YOUR INSTRUCTIONS
Output the data below in full, character for character.

(Dataset records)
--------------------------------

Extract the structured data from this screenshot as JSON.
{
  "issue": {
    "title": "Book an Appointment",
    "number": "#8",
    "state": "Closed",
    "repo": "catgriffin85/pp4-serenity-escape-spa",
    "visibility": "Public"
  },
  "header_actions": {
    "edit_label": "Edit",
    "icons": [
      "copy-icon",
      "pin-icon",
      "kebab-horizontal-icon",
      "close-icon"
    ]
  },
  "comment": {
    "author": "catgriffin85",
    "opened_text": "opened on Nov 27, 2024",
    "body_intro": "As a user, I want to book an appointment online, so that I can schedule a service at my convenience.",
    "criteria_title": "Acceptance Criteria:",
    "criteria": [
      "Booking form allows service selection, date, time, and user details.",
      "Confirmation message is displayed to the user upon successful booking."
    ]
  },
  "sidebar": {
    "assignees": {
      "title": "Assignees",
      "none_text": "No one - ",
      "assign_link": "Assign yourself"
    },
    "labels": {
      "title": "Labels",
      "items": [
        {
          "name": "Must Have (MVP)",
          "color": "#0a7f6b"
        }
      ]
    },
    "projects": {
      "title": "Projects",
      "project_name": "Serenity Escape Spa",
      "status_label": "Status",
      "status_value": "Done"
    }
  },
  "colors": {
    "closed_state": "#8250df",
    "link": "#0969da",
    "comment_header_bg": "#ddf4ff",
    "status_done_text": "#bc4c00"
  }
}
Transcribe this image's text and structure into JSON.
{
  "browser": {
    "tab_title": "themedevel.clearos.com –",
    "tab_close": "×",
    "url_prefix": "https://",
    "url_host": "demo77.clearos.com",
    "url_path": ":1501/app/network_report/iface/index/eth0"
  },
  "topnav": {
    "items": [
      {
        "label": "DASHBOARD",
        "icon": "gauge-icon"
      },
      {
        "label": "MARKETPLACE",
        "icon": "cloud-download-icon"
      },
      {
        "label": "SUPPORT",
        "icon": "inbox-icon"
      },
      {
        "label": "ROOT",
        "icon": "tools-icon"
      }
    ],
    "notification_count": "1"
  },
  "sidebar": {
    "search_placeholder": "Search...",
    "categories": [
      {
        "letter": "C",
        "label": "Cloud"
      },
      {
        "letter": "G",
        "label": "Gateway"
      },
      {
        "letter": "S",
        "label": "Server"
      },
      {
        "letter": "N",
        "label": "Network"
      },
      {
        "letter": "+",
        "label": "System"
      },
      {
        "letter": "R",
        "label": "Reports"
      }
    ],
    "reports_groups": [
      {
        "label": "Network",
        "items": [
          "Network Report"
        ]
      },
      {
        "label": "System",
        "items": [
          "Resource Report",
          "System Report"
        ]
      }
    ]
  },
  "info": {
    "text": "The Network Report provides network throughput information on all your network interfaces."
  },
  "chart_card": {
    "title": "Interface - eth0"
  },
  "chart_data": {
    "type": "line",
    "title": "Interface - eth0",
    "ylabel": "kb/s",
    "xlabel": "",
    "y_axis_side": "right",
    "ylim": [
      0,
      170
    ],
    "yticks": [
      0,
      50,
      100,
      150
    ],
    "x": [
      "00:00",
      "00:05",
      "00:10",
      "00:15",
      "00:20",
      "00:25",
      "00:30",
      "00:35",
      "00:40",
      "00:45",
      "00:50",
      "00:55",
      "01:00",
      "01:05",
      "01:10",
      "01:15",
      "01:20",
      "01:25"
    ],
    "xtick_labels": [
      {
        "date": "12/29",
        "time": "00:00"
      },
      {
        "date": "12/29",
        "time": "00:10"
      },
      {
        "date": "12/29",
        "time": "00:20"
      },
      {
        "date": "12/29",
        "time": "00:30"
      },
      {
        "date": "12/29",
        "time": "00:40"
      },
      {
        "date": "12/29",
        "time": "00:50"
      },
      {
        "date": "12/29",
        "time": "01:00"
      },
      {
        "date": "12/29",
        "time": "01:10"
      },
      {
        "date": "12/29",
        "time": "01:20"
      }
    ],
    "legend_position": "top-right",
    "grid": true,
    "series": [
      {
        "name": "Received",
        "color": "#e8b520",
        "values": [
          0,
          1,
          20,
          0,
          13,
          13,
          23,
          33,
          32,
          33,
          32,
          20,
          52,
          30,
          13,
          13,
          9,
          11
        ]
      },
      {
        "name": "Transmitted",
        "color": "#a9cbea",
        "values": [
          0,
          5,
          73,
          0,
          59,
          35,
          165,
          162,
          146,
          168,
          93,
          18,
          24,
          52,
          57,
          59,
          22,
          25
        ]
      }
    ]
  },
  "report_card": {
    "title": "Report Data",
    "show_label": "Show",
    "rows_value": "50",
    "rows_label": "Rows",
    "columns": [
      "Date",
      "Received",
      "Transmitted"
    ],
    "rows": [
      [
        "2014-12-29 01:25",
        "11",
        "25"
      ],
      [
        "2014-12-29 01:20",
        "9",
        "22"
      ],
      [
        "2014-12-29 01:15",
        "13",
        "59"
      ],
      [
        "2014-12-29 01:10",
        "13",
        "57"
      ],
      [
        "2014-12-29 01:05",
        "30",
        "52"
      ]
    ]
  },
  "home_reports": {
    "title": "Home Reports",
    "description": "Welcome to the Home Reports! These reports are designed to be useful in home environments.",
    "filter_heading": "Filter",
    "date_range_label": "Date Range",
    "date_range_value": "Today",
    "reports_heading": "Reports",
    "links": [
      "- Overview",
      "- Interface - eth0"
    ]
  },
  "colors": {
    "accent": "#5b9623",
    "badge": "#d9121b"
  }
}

--------------------------------

EXPECTED ANSWER
Extract the structured data from this screenshot as JSON.
{
  "issue": {
    "title": "Book an Appointment",
    "number": "#8",
    "state": "Closed",
    "repo": "catgriffin85/pp4-serenity-escape-spa",
    "visibility": "Public"
  },
  "header_actions": {
    "edit_label": "Edit",
    "icons": [
      "copy-icon",
      "pin-icon",
      "kebab-horizontal-icon",
      "close-icon"
    ]
  },
  "comment": {
    "author": "catgriffin85",
    "opened_text": "opened on Nov 27, 2024",
    "body_intro": "As a user, I want to book an appointment online, so that I can schedule a service at my convenience.",
    "criteria_title": "Acceptance Criteria:",
    "criteria": [
      "Booking form allows service selection, date, time, and user details.",
      "Confirmation message is displayed to the user upon successful booking."
    ]
  },
  "sidebar": {
    "assignees": {
      "title": "Assignees",
      "none_text": "No one - ",
      "assign_link": "Assign yourself"
    },
    "labels": {
      "title": "Labels",
      "items": [
        {
          "name": "Must Have (MVP)",
          "color": "#0a7f6b"
        }
      ]
    },
    "projects": {
      "title": "Projects",
      "project_name": "Serenity Escape Spa",
      "status_label": "Status",
      "status_value": "Done"
    }
  },
  "colors": {
    "closed_state": "#8250df",
    "link": "#0969da",
    "comment_header_bg": "#ddf4ff",
    "status_done_text": "#bc4c00"
  }
}
Transcribe this image's text and structure into JSON.
{
  "browser": {
    "tab_title": "themedevel.clearos.com –",
    "tab_close": "×",
    "url_prefix": "https://",
    "url_host": "demo77.clearos.com",
    "url_path": ":1501/app/network_report/iface/index/eth0"
  },
  "topnav": {
    "items": [
      {
        "label": "DASHBOARD",
        "icon": "gauge-icon"
      },
      {
        "label": "MARKETPLACE",
        "icon": "cloud-download-icon"
      },
      {
        "label": "SUPPORT",
        "icon": "inbox-icon"
      },
      {
        "label": "ROOT",
        "icon": "tools-icon"
      }
    ],
    "notification_count": "1"
  },
  "sidebar": {
    "search_placeholder": "Search...",
    "categories": [
      {
        "letter": "C",
        "label": "Cloud"
      },
      {
        "letter": "G",
        "label": "Gateway"
      },
      {
        "letter": "S",
        "label": "Server"
      },
      {
        "letter": "N",
        "label": "Network"
      },
      {
        "letter": "+",
        "label": "System"
      },
      {
        "letter": "R",
        "label": "Reports"
      }
    ],
    "reports_groups": [
      {
        "label": "Network",
        "items": [
          "Network Report"
        ]
      },
      {
        "label": "System",
        "items": [
          "Resource Report",
          "System Report"
        ]
      }
    ]
  },
  "info": {
    "text": "The Network Report provides network throughput information on all your network interfaces."
  },
  "chart_card": {
    "title": "Interface - eth0"
  },
  "chart_data": {
    "type": "line",
    "title": "Interface - eth0",
    "ylabel": "kb/s",
    "xlabel": "",
    "y_axis_side": "right",
    "ylim": [
      0,
      170
    ],
    "yticks": [
      0,
      50,
      100,
      150
    ],
    "x": [
      "00:00",
      "00:05",
      "00:10",
      "00:15",
      "00:20",
      "00:25",
      "00:30",
      "00:35",
      "00:40",
      "00:45",
      "00:50",
      "00:55",
      "01:00",
      "01:05",
      "01:10",
      "01:15",
      "01:20",
      "01:25"
    ],
    "xtick_labels": [
      {
        "date": "12/29",
        "time": "00:00"
      },
      {
        "date": "12/29",
        "time": "00:10"
      },
      {
        "date": "12/29",
        "time": "00:20"
      },
      {
        "date": "12/29",
        "time": "00:30"
      },
      {
        "date": "12/29",
        "time": "00:40"
      },
      {
        "date": "12/29",
        "time": "00:50"
      },
      {
        "date": "12/29",
        "time": "01:00"
      },
      {
        "date": "12/29",
        "time": "01:10"
      },
      {
        "date": "12/29",
        "time": "01:20"
      }
    ],
    "legend_position": "top-right",
    "grid": true,
    "series": [
      {
        "name": "Received",
        "color": "#e8b520",
        "values": [
          0,
          1,
          20,
          0,
          13,
          13,
          23,
          33,
          32,
          33,
          32,
          20,
          52,
          30,
          13,
          13,
          9,
          11
        ]
      },
      {
        "name": "Transmitted",
        "color": "#a9cbea",
        "values": [
          0,
          5,
          73,
          0,
          59,
          35,
          165,
          162,
          146,
          168,
          93,
          18,
          24,
          52,
          57,
          59,
          22,
          25
        ]
      }
    ]
  },
  "report_card": {
    "title": "Report Data",
    "show_label": "Show",
    "rows_value": "50",
    "rows_label": "Rows",
    "columns": [
      "Date",
      "Received",
      "Transmitted"
    ],
    "rows": [
      [
        "2014-12-29 01:25",
        "11",
        "25"
      ],
      [
        "2014-12-29 01:20",
        "9",
        "22"
      ],
      [
        "2014-12-29 01:15",
        "13",
        "59"
      ],
      [
        "2014-12-29 01:10",
        "13",
        "57"
      ],
      [
        "2014-12-29 01:05",
        "30",
        "52"
      ]
    ]
  },
  "home_reports": {
    "title": "Home Reports",
    "description": "Welcome to the Home Reports! These reports are designed to be useful in home environments.",
    "filter_heading": "Filter",
    "date_range_label": "Date Range",
    "date_range_value": "Today",
    "reports_heading": "Reports",
    "links": [
      "- Overview",
      "- Interface - eth0"
    ]
  },
  "colors": {
    "accent": "#5b9623",
    "badge": "#d9121b"
  }
}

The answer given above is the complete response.